_WRITTEN REQUEST_.
Your task is to print all of the data word for word.

_SUPPLIED DATA_.
↓

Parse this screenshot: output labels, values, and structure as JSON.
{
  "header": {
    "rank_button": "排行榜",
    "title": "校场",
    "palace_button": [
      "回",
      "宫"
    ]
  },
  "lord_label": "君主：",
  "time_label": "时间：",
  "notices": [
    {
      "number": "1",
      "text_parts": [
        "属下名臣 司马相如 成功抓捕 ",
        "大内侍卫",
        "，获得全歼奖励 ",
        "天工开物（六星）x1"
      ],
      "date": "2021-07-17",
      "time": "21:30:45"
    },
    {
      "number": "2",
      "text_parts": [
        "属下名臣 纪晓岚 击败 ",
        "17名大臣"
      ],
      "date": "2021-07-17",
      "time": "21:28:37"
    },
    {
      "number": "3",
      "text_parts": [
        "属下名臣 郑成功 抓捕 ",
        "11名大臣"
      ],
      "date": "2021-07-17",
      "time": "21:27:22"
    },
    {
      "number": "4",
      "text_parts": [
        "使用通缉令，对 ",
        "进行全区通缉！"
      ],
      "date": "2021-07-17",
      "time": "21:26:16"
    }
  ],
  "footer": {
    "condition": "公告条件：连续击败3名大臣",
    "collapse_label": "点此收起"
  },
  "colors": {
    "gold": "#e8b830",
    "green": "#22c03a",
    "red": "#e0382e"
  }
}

↑

_COMPLETED TASK_.
Parse this screenshot: output labels, values, and structure as JSON.
{
  "header": {
    "rank_button": "排行榜",
    "title": "校场",
    "palace_button": [
      "回",
      "宫"
    ]
  },
  "lord_label": "君主：",
  "time_label": "时间：",
  "notices": [
    {
      "number": "1",
      "text_parts": [
        "属下名臣 司马相如 成功抓捕 ",
        "大内侍卫",
        "，获得全歼奖励 ",
        "天工开物（六星）x1"
      ],
      "date": "2021-07-17",
      "time": "21:30:45"
    },
    {
      "number": "2",
      "text_parts": [
        "属下名臣 纪晓岚 击败 ",
        "17名大臣"
      ],
      "date": "2021-07-17",
      "time": "21:28:37"
    },
    {
      "number": "3",
      "text_parts": [
        "属下名臣 郑成功 抓捕 ",
        "11名大臣"
      ],
      "date": "2021-07-17",
      "time": "21:27:22"
    },
    {
      "number": "4",
      "text_parts": [
        "使用通缉令，对 ",
        "进行全区通缉！"
      ],
      "date": "2021-07-17",
      "time": "21:26:16"
    }
  ],
  "footer": {
    "condition": "公告条件：连续击败3名大臣",
    "collapse_label": "点此收起"
  },
  "colors": {
    "gold": "#e8b830",
    "green": "#22c03a",
    "red": "#e0382e"
  }
}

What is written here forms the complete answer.